Reproduce each line exactly, including spacing and punctuation.
**** Listing ****
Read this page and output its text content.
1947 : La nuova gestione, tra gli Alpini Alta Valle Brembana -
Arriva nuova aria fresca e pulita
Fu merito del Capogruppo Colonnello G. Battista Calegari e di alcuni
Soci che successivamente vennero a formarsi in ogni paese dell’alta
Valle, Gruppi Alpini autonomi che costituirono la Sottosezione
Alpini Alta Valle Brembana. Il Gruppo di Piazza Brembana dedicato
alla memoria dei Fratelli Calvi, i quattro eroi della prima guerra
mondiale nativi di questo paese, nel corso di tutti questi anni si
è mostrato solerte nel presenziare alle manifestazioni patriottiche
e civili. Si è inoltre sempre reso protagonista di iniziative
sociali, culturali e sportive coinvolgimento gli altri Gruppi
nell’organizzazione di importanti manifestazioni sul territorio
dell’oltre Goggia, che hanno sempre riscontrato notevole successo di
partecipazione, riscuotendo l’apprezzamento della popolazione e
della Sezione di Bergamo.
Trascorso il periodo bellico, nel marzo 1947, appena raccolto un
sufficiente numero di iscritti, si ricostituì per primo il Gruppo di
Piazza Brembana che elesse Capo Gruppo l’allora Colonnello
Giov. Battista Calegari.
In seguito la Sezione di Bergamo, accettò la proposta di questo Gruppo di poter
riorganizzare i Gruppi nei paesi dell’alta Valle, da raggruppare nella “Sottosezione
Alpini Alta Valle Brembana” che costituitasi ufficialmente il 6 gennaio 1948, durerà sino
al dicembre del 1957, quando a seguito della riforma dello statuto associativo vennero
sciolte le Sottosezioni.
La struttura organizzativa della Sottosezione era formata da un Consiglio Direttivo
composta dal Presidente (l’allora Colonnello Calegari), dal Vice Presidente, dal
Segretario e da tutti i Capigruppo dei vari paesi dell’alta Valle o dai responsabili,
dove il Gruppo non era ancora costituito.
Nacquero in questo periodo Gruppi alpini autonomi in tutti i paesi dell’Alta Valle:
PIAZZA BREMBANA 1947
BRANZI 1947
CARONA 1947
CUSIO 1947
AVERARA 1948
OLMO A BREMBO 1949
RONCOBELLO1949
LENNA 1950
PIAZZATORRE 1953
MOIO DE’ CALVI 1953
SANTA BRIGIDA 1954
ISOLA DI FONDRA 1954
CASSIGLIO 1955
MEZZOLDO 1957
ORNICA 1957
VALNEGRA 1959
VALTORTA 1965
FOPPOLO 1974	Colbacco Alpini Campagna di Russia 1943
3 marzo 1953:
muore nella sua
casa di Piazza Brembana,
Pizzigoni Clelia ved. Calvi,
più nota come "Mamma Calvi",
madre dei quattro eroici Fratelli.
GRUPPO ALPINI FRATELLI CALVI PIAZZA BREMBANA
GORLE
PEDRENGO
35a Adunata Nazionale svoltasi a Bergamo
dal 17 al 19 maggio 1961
****
**Exercise response**
Read this page and output its text content.
1947 : La nuova gestione, tra gli Alpini Alta Valle Brembana -
Arriva nuova aria fresca e pulita
Fu merito del Capogruppo Colonnello G. Battista Calegari e di alcuni
Soci che successivamente vennero a formarsi in ogni paese dell’alta
Valle, Gruppi Alpini autonomi che costituirono la Sottosezione
Alpini Alta Valle Brembana. Il Gruppo di Piazza Brembana dedicato
alla memoria dei Fratelli Calvi, i quattro eroi della prima guerra
mondiale nativi di questo paese, nel corso di tutti questi anni si
è mostrato solerte nel presenziare alle manifestazioni patriottiche
e civili. Si è inoltre sempre reso protagonista di iniziative
sociali, culturali e sportive coinvolgimento gli altri Gruppi
nell’organizzazione di importanti manifestazioni sul territorio
dell’oltre Goggia, che hanno sempre riscontrato notevole successo di
partecipazione, riscuotendo l’apprezzamento della popolazione e
della Sezione di Bergamo.
Trascorso il periodo bellico, nel marzo 1947, appena raccolto un
sufficiente numero di iscritti, si ricostituì per primo il Gruppo di
Piazza Brembana che elesse Capo Gruppo l’allora Colonnello
Giov. Battista Calegari.
In seguito la Sezione di Bergamo, accettò la proposta di questo Gruppo di poter
riorganizzare i Gruppi nei paesi dell’alta Valle, da raggruppare nella “Sottosezione
Alpini Alta Valle Brembana” che costituitasi ufficialmente il 6 gennaio 1948, durerà sino
al dicembre del 1957, quando a seguito della riforma dello statuto associativo vennero
sciolte le Sottosezioni.
La struttura organizzativa della Sottosezione era formata da un Consiglio Direttivo
composta dal Presidente (l’allora Colonnello Calegari), dal Vice Presidente, dal
Segretario e da tutti i Capigruppo dei vari paesi dell’alta Valle o dai responsabili,
dove il Gruppo non era ancora costituito.
Nacquero in questo periodo Gruppi alpini autonomi in tutti i paesi dell’Alta Valle:
PIAZZA BREMBANA 1947
BRANZI 1947
CARONA 1947
CUSIO 1947
AVERARA 1948
OLMO A BREMBO 1949
RONCOBELLO1949
LENNA 1950
PIAZZATORRE 1953
MOIO DE’ CALVI 1953
SANTA BRIGIDA 1954
ISOLA DI FONDRA 1954
CASSIGLIO 1955
MEZZOLDO 1957
ORNICA 1957
VALNEGRA 1959
VALTORTA 1965
FOPPOLO 1974	Colbacco Alpini Campagna di Russia 1943
3 marzo 1953:
muore nella sua
casa di Piazza Brembana,
Pizzigoni Clelia ved. Calvi,
più nota come "Mamma Calvi",
madre dei quattro eroici Fratelli.
GRUPPO ALPINI FRATELLI CALVI PIAZZA BREMBANA
GORLE
PEDRENGO
35a Adunata Nazionale svoltasi a Bergamo
dal 17 al 19 maggio 1961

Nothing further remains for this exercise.